Given records:

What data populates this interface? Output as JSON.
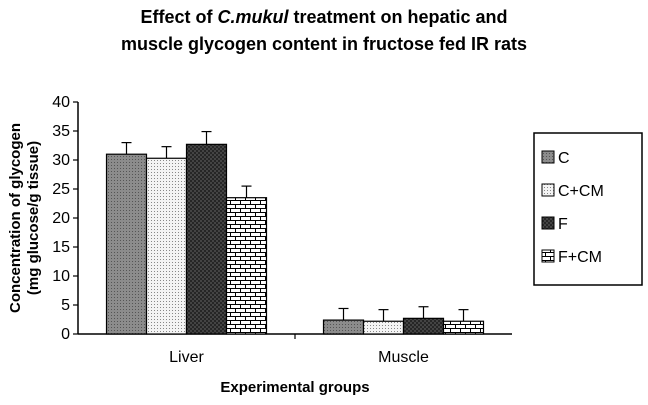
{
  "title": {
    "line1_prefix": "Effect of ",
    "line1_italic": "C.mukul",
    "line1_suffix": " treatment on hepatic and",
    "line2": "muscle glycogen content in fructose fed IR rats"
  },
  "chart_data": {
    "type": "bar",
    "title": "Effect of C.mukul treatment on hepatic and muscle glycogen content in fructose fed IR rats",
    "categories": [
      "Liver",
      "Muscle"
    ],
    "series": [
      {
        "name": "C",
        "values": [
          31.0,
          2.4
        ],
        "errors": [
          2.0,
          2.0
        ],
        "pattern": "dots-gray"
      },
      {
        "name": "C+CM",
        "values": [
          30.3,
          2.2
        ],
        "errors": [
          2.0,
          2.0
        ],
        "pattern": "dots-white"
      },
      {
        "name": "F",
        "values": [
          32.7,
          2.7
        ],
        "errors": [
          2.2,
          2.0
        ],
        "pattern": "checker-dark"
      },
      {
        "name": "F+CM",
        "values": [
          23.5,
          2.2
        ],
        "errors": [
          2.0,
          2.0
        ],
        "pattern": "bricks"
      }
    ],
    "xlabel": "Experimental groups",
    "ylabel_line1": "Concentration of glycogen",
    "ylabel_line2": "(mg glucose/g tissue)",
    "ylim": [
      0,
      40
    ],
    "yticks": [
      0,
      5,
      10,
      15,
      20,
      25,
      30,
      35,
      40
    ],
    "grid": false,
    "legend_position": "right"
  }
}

* * *

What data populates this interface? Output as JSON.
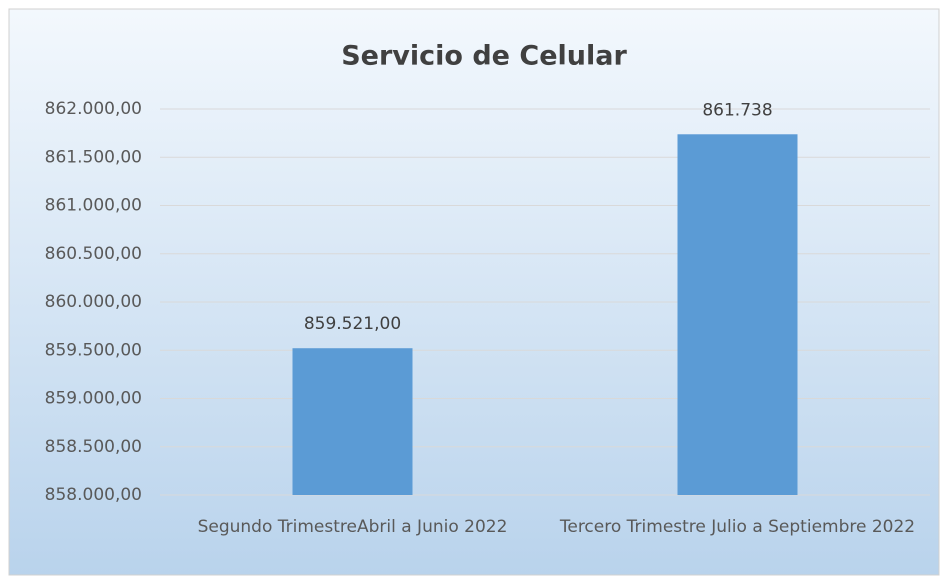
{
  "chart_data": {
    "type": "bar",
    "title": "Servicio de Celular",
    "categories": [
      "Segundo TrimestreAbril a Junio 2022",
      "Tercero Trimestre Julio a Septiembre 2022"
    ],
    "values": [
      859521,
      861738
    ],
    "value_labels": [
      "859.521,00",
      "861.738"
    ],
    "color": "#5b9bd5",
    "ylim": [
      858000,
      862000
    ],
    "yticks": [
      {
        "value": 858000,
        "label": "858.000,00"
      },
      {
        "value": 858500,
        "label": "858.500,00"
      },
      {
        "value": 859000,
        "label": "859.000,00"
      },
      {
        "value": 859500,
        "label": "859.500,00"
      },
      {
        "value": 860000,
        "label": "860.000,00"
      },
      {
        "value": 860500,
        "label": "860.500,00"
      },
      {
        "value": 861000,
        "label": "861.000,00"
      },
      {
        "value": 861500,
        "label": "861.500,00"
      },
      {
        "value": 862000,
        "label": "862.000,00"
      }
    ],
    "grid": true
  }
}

Work to complete: Count every line in the preceding entries where the string "Effect" appears, then state only the total.

Result of the task: 2